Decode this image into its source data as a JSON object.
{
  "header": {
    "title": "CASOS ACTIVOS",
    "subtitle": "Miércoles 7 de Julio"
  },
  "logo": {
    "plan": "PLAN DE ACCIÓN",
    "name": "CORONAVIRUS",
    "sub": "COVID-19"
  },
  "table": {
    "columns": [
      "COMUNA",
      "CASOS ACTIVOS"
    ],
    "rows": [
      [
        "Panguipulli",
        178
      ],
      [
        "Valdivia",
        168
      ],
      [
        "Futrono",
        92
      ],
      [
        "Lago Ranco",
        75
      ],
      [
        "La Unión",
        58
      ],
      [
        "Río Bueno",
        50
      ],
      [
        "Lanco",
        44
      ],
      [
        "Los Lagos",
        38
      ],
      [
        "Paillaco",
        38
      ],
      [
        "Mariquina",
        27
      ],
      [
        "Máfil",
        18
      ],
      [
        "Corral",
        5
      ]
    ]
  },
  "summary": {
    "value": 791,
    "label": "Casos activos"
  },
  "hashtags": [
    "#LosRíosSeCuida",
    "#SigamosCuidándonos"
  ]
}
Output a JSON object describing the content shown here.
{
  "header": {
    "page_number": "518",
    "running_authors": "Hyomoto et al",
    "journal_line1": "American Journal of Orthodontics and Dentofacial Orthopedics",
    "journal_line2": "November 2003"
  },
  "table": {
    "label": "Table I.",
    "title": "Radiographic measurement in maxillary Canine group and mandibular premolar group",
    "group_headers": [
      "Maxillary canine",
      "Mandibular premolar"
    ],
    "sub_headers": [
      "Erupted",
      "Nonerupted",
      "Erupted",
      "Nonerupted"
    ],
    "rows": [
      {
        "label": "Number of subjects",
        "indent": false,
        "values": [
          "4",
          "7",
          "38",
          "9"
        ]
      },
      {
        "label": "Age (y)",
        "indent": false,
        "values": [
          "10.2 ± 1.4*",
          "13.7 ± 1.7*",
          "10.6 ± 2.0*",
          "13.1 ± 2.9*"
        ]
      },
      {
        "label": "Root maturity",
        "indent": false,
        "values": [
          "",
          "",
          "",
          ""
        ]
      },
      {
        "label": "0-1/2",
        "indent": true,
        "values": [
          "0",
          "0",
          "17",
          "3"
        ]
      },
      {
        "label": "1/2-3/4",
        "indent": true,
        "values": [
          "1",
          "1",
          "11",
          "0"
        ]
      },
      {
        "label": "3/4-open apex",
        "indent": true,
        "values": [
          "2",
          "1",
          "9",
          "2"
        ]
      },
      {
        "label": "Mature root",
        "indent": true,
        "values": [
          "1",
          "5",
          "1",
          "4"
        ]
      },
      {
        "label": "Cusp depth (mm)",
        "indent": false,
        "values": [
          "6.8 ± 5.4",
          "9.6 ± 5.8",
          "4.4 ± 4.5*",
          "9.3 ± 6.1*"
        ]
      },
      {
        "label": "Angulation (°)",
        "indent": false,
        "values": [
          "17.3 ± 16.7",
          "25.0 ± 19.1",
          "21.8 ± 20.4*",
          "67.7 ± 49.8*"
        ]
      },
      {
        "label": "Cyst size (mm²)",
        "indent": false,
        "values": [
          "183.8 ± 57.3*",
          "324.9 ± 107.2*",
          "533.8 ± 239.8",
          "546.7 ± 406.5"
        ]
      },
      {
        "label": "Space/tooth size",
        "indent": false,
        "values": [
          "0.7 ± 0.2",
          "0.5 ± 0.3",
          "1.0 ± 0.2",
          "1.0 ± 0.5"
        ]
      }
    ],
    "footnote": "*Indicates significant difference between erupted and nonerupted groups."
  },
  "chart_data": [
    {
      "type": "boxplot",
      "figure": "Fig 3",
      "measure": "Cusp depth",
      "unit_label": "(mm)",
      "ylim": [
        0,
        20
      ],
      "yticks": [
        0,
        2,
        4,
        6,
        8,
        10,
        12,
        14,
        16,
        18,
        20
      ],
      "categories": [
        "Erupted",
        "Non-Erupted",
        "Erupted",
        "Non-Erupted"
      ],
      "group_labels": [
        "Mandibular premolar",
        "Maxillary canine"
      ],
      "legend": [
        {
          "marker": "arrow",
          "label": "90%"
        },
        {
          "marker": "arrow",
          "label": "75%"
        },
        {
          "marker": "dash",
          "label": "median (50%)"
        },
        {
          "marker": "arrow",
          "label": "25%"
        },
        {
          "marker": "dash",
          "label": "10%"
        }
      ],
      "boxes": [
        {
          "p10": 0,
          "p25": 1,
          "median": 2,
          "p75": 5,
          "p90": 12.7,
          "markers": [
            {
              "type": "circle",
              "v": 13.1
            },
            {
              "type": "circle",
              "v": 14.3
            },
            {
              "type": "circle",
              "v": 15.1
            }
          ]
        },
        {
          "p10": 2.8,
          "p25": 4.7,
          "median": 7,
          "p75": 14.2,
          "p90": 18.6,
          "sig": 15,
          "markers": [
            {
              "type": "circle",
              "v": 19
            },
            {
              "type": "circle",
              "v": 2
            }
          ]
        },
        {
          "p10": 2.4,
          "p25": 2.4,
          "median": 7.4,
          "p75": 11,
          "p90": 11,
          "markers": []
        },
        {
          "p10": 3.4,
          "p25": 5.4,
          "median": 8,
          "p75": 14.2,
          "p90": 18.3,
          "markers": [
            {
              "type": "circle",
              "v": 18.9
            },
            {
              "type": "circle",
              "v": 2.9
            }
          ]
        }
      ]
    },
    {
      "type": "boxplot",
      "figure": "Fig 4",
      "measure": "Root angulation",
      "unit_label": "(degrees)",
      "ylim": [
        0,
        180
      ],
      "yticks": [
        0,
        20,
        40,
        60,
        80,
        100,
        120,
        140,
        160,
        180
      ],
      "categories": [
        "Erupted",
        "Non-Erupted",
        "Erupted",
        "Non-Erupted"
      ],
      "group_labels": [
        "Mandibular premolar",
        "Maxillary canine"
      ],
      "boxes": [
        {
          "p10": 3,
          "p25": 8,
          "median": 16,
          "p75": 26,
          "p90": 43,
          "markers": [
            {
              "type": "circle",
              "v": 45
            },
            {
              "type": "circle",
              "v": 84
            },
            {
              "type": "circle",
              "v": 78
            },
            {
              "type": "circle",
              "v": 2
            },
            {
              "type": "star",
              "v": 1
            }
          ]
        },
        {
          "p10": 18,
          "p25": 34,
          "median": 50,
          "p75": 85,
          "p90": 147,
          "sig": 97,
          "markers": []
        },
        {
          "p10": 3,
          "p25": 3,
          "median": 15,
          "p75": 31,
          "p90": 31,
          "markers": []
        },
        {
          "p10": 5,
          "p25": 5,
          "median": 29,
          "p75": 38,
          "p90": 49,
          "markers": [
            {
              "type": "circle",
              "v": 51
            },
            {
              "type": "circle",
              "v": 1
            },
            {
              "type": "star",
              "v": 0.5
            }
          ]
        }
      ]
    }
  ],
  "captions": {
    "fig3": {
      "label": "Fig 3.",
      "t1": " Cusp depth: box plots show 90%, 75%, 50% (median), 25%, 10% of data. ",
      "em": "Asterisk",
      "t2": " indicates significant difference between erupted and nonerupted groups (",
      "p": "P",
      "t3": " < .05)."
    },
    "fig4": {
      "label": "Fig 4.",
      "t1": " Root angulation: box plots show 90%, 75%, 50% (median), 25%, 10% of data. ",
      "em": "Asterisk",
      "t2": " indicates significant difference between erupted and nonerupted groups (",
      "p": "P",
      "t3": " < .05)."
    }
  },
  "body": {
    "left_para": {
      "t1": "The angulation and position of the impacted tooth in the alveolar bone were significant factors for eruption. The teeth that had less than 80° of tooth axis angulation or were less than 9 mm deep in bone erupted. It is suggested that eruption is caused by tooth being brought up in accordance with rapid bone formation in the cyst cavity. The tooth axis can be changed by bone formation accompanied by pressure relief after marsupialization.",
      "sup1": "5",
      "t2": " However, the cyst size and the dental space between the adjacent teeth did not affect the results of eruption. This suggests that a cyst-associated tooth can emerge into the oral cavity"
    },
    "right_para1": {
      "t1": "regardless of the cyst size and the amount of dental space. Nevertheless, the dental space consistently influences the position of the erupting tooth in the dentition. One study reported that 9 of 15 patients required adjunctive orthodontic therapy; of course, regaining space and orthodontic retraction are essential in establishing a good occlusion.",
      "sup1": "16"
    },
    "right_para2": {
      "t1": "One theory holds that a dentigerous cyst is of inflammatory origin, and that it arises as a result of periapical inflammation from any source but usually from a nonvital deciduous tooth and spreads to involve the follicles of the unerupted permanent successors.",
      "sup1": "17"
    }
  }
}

WHAT IS NEEDED:
Using the records above, gather all lines where the string "median" is present.

RESPONSE:
          "label": "median (50%)"
          "median": 2,
          "median": 7,
          "median": 7.4,
          "median": 8,
          "median": 16,
          "median": 50,
          "median": 15,
          "median": 29,
      "t1": " Cusp depth: box plots show 90%, 75%, 50% (median), 25%, 10% of data. ",
      "t1": " Root angulation: box plots show 90%, 75%, 50% (median), 25%, 10% of data. ",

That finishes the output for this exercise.